From the beginning of the listing through the line containing "y-tick-label: 0 xyxy=(80,774,98,804)", swap every "legend-swatch" for "legend-color-box" and reproduce those lines with nothing else altered.

— BEGIN AVAILABLE RECORDS —

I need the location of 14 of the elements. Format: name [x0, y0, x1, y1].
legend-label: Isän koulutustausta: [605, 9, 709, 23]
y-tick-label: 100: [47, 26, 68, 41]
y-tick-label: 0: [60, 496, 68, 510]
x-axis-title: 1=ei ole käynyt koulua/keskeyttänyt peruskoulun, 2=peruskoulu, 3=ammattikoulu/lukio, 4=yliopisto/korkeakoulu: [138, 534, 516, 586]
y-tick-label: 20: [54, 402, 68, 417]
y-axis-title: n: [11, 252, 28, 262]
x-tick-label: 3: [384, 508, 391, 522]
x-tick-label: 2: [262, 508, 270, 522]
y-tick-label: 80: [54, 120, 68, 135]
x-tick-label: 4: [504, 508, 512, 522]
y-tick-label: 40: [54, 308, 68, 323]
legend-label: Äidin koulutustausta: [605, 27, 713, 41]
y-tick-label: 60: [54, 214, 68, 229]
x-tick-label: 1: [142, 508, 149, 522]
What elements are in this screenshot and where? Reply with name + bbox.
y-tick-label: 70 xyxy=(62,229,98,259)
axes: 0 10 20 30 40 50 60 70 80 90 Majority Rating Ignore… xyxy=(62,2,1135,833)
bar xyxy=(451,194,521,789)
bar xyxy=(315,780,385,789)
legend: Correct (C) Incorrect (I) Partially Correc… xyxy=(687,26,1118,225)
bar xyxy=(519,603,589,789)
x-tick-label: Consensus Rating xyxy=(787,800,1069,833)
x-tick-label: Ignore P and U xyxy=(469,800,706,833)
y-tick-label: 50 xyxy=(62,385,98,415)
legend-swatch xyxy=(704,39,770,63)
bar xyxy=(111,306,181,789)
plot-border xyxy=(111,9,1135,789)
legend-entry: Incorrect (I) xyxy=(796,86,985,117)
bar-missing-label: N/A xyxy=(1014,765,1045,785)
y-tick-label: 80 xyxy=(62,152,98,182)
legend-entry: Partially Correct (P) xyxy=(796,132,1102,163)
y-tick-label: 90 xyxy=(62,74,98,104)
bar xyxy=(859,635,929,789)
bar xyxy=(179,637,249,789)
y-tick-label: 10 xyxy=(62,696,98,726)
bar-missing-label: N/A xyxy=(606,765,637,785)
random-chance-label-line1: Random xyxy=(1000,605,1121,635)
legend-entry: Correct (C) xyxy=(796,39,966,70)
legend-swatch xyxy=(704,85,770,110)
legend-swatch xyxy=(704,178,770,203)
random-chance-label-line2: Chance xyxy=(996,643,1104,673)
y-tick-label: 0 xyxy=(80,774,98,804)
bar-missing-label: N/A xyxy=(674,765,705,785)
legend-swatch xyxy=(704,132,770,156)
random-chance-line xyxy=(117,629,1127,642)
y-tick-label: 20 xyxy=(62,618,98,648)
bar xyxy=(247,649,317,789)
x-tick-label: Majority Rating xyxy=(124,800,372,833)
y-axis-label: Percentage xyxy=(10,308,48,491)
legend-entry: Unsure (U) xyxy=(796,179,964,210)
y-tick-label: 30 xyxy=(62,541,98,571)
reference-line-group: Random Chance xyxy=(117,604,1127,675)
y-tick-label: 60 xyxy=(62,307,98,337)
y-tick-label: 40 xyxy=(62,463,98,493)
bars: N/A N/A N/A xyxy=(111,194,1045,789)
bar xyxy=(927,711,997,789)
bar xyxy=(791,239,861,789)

— END AVAILABLE RECORDS —

• [TASK RESULT]:
I need the location of 14 of the elements. Format: name [x0, y0, x1, y1].
legend-label: Isän koulutustausta: [605, 9, 709, 23]
y-tick-label: 100: [47, 26, 68, 41]
y-tick-label: 0: [60, 496, 68, 510]
x-axis-title: 1=ei ole käynyt koulua/keskeyttänyt peruskoulun, 2=peruskoulu, 3=ammattikoulu/lukio, 4=yliopisto/korkeakoulu: [138, 534, 516, 586]
y-tick-label: 20: [54, 402, 68, 417]
y-axis-title: n: [11, 252, 28, 262]
x-tick-label: 3: [384, 508, 391, 522]
x-tick-label: 2: [262, 508, 270, 522]
y-tick-label: 80: [54, 120, 68, 135]
x-tick-label: 4: [504, 508, 512, 522]
y-tick-label: 40: [54, 308, 68, 323]
legend-label: Äidin koulutustausta: [605, 27, 713, 41]
y-tick-label: 60: [54, 214, 68, 229]
x-tick-label: 1: [142, 508, 149, 522]
What elements are in this screenshot and where? Reply with name + bbox.
y-tick-label: 70 xyxy=(62,229,98,259)
axes: 0 10 20 30 40 50 60 70 80 90 Majority Rating Ignore… xyxy=(62,2,1135,833)
bar xyxy=(451,194,521,789)
bar xyxy=(315,780,385,789)
legend: Correct (C) Incorrect (I) Partially Correc… xyxy=(687,26,1118,225)
bar xyxy=(519,603,589,789)
x-tick-label: Consensus Rating xyxy=(787,800,1069,833)
x-tick-label: Ignore P and U xyxy=(469,800,706,833)
y-tick-label: 50 xyxy=(62,385,98,415)
legend-color-box xyxy=(704,39,770,63)
bar xyxy=(111,306,181,789)
plot-border xyxy=(111,9,1135,789)
legend-entry: Incorrect (I) xyxy=(796,86,985,117)
bar-missing-label: N/A xyxy=(1014,765,1045,785)
y-tick-label: 80 xyxy=(62,152,98,182)
legend-entry: Partially Correct (P) xyxy=(796,132,1102,163)
y-tick-label: 90 xyxy=(62,74,98,104)
bar xyxy=(859,635,929,789)
bar xyxy=(179,637,249,789)
y-tick-label: 10 xyxy=(62,696,98,726)
bar-missing-label: N/A xyxy=(606,765,637,785)
random-chance-label-line1: Random xyxy=(1000,605,1121,635)
legend-entry: Correct (C) xyxy=(796,39,966,70)
legend-color-box xyxy=(704,85,770,110)
legend-color-box xyxy=(704,178,770,203)
random-chance-label-line2: Chance xyxy=(996,643,1104,673)
y-tick-label: 0 xyxy=(80,774,98,804)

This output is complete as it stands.